• Dataset records:
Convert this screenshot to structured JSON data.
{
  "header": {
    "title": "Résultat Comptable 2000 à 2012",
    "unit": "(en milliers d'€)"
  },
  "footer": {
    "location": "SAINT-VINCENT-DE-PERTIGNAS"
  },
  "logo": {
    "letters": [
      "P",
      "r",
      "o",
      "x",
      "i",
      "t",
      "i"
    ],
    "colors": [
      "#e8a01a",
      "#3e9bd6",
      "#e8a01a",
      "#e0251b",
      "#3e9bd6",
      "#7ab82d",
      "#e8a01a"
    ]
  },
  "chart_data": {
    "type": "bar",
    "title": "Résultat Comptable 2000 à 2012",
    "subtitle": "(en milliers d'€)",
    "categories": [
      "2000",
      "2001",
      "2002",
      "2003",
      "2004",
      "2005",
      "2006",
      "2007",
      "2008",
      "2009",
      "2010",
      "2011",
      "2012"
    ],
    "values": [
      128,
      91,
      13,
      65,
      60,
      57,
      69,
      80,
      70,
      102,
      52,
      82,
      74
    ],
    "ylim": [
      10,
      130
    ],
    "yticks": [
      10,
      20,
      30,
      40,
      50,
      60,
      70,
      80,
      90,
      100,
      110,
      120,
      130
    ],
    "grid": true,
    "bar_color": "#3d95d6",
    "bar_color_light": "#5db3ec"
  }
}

• Required task:
Above are the records; retype them all without a single difference.

• Reply:
Convert this screenshot to structured JSON data.
{
  "header": {
    "title": "Résultat Comptable 2000 à 2012",
    "unit": "(en milliers d'€)"
  },
  "footer": {
    "location": "SAINT-VINCENT-DE-PERTIGNAS"
  },
  "logo": {
    "letters": [
      "P",
      "r",
      "o",
      "x",
      "i",
      "t",
      "i"
    ],
    "colors": [
      "#e8a01a",
      "#3e9bd6",
      "#e8a01a",
      "#e0251b",
      "#3e9bd6",
      "#7ab82d",
      "#e8a01a"
    ]
  },
  "chart_data": {
    "type": "bar",
    "title": "Résultat Comptable 2000 à 2012",
    "subtitle": "(en milliers d'€)",
    "categories": [
      "2000",
      "2001",
      "2002",
      "2003",
      "2004",
      "2005",
      "2006",
      "2007",
      "2008",
      "2009",
      "2010",
      "2011",
      "2012"
    ],
    "values": [
      128,
      91,
      13,
      65,
      60,
      57,
      69,
      80,
      70,
      102,
      52,
      82,
      74
    ],
    "ylim": [
      10,
      130
    ],
    "yticks": [
      10,
      20,
      30,
      40,
      50,
      60,
      70,
      80,
      90,
      100,
      110,
      120,
      130
    ],
    "grid": true,
    "bar_color": "#3d95d6",
    "bar_color_light": "#5db3ec"
  }
}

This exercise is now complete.